[Extracted data entries]
========

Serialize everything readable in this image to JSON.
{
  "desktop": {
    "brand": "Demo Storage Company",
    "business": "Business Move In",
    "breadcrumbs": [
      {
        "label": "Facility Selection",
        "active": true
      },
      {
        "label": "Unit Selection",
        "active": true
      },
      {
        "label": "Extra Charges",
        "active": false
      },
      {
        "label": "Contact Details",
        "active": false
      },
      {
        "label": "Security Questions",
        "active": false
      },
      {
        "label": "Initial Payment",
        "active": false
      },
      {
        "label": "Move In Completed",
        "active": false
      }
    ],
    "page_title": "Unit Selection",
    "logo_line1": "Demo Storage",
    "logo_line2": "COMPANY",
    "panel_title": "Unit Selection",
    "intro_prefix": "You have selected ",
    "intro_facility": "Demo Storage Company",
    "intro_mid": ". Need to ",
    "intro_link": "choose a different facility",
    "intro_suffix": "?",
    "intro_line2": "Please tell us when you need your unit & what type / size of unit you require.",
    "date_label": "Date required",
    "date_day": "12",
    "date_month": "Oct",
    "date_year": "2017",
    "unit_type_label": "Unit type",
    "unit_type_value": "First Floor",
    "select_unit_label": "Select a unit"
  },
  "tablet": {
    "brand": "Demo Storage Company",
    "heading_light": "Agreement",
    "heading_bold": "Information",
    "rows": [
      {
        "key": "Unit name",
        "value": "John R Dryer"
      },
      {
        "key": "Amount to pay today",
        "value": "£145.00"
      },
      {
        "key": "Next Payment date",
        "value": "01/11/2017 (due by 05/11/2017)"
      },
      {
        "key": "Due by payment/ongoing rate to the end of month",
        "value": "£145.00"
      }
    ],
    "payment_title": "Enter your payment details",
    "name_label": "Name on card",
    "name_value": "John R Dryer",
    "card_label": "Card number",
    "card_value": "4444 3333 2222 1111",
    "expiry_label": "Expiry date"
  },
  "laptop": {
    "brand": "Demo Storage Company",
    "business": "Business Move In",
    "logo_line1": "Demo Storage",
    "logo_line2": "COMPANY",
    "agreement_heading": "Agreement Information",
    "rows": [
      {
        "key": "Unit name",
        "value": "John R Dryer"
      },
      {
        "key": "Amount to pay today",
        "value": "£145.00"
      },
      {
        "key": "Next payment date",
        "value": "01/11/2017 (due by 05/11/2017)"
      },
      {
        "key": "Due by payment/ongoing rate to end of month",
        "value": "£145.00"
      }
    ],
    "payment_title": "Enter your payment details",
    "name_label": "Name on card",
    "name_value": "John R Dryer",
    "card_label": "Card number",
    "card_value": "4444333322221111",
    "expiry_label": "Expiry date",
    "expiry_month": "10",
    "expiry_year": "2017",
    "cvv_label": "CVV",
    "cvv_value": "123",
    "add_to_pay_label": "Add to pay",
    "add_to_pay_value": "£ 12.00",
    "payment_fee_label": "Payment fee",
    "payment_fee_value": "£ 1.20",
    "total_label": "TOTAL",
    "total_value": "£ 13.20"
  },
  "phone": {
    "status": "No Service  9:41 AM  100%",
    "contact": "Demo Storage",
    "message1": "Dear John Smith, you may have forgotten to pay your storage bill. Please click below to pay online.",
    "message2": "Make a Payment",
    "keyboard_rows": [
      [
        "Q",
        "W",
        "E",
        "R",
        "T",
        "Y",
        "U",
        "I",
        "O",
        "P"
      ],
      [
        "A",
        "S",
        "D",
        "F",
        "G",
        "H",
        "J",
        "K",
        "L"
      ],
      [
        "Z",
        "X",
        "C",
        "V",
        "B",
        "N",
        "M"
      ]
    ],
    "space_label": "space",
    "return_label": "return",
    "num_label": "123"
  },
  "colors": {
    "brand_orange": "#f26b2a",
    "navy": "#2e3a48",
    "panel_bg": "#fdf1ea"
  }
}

========

THE EXERCISE:
Return only the number of lines in the entries that contain the string "Next".

COMPLETE OUTPUT:
2